#### THE REQUEST:
Each line that includes the word "совершенствование" counts once; give the total and nothing more.
[DATA SHOWN start]
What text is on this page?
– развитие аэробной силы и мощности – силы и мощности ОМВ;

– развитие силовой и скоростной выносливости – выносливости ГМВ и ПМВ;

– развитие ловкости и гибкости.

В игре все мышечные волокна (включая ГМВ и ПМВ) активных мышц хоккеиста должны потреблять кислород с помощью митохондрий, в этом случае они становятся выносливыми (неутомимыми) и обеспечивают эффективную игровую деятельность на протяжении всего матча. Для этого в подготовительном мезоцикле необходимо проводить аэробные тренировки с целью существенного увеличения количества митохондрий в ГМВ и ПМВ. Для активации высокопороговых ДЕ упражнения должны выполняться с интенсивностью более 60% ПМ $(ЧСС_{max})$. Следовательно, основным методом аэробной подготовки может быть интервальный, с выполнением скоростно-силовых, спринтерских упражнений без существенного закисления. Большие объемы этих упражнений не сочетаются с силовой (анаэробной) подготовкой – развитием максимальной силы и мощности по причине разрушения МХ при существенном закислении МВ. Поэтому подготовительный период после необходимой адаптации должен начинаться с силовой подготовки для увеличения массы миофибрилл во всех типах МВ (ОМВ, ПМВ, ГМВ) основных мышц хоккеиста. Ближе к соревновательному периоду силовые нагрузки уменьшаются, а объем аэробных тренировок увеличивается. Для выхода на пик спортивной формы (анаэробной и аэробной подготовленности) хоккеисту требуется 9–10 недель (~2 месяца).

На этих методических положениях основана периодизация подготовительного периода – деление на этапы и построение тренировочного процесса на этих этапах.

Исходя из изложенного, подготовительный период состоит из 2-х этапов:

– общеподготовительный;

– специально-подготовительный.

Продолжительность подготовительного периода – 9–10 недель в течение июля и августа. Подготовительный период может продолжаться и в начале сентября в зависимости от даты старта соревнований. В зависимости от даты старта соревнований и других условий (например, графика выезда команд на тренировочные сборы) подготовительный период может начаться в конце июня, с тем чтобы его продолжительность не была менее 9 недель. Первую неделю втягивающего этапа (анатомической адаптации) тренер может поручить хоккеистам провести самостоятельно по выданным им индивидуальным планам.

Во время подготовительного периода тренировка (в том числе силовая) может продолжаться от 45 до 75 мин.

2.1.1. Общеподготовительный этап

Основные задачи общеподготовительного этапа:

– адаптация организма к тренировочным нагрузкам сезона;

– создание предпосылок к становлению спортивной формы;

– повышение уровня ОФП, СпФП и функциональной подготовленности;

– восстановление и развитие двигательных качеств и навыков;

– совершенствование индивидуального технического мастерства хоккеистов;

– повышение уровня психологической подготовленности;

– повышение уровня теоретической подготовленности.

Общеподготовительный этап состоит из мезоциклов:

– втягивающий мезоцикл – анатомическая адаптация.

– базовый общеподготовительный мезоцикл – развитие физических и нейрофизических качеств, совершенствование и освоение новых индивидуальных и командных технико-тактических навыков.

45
[DATA SHOWN end]
[DATA SHOWN start]
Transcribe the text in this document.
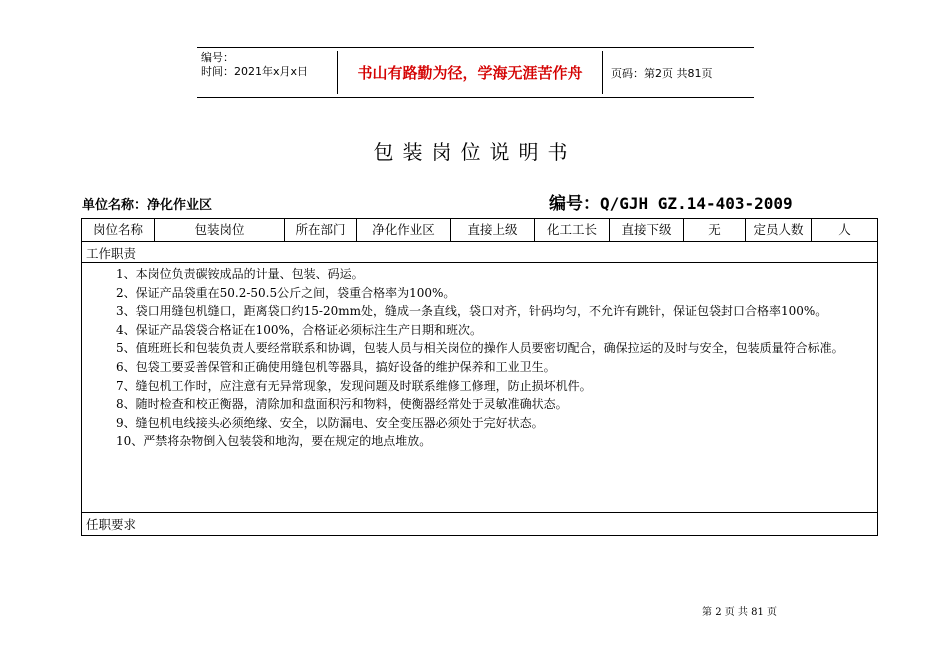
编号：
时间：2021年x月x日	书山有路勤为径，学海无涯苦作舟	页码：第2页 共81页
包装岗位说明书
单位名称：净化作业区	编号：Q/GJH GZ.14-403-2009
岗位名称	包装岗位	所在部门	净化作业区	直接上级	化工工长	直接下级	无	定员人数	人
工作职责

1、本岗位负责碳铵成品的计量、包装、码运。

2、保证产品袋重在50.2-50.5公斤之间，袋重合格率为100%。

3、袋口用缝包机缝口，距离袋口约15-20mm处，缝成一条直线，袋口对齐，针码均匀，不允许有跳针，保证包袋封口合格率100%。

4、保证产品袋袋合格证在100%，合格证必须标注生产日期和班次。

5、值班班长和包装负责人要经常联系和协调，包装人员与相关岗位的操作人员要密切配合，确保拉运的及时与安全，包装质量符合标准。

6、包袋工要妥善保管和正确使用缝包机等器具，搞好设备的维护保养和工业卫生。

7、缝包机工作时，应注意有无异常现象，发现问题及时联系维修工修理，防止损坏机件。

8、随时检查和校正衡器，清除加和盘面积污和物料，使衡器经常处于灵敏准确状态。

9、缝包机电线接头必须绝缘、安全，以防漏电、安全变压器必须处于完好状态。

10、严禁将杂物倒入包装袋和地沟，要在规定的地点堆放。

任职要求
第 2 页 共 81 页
[DATA SHOWN end]
#### SOLUTION BELOW:
2